Narrow the data below down to the lines containing "Žirovnici".

== Material supplied ==

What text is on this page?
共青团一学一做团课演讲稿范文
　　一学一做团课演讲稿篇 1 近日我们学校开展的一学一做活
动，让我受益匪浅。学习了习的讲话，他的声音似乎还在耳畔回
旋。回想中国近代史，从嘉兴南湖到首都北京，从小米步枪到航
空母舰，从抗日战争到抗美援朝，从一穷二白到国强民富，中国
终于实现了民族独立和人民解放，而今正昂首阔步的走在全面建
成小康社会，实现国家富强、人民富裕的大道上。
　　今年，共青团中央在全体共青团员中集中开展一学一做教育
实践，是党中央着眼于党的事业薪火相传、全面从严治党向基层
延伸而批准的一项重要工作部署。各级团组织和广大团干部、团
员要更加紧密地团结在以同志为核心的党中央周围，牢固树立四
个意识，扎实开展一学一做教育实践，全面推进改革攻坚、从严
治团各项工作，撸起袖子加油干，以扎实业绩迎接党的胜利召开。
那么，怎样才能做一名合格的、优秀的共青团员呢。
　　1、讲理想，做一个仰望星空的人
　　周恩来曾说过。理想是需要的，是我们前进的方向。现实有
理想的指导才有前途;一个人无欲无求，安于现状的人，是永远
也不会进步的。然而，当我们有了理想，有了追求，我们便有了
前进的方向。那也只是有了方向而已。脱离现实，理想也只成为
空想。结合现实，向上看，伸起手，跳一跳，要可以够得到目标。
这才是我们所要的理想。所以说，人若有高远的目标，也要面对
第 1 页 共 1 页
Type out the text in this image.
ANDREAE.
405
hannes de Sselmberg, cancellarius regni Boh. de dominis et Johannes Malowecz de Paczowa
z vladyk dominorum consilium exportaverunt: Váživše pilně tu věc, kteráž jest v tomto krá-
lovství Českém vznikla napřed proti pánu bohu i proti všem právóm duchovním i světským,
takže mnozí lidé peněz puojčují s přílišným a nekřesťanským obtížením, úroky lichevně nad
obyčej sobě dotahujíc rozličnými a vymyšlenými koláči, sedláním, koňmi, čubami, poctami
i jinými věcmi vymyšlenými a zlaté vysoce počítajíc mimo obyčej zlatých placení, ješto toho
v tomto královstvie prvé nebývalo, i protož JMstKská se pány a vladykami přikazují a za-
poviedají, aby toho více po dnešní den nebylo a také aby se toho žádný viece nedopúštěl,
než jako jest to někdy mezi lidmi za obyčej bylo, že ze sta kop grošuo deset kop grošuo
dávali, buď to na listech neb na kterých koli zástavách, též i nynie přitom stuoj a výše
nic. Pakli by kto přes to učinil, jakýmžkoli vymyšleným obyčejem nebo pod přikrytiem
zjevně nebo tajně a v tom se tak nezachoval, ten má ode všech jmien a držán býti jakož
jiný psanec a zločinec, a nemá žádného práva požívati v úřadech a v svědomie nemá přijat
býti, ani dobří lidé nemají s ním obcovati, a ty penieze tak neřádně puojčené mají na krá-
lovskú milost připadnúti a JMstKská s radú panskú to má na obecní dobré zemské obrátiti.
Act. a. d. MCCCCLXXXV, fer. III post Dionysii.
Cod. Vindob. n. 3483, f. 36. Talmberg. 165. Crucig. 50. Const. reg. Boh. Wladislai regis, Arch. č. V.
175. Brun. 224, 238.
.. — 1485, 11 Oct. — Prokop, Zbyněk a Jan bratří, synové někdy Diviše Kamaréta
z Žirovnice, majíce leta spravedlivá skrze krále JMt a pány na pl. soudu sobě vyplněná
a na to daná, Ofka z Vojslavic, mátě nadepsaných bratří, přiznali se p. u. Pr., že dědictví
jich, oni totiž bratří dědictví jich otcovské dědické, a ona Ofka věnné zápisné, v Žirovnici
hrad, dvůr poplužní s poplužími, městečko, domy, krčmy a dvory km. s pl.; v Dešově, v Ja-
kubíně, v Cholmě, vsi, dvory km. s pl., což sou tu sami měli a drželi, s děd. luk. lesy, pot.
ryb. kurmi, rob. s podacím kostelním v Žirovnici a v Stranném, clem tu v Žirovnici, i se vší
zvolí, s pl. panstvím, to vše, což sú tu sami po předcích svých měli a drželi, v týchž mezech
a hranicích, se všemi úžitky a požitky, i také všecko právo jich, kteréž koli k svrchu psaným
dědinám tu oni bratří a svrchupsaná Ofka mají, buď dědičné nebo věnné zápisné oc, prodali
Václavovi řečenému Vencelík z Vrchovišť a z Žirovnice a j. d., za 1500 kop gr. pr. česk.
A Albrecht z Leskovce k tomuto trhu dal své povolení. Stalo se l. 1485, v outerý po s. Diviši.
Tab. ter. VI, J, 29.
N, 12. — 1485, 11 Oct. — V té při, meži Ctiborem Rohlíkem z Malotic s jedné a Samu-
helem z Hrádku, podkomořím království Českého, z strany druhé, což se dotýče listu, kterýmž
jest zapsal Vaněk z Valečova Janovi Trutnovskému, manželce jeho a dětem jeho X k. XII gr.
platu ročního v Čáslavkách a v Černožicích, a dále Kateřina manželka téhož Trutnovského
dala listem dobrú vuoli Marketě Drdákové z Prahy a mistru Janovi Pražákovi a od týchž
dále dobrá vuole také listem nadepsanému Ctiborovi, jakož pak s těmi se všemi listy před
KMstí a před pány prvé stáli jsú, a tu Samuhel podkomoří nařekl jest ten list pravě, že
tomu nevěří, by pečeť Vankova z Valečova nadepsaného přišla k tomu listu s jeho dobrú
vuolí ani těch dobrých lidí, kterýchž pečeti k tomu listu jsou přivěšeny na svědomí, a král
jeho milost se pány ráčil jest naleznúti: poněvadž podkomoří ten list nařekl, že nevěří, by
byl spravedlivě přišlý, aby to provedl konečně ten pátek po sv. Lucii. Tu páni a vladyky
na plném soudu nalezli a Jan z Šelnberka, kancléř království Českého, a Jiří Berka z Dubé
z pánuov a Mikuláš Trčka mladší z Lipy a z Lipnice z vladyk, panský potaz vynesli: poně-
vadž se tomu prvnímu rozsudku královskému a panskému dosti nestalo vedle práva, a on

===

● Task result:
jich, oni totiž bratří dědictví jich otcovské dědické, a ona Ofka věnné zápisné, v Žirovnici
ryb. kurmi, rob. s podacím kostelním v Žirovnici a v Stranném, clem tu v Žirovnici, i se vší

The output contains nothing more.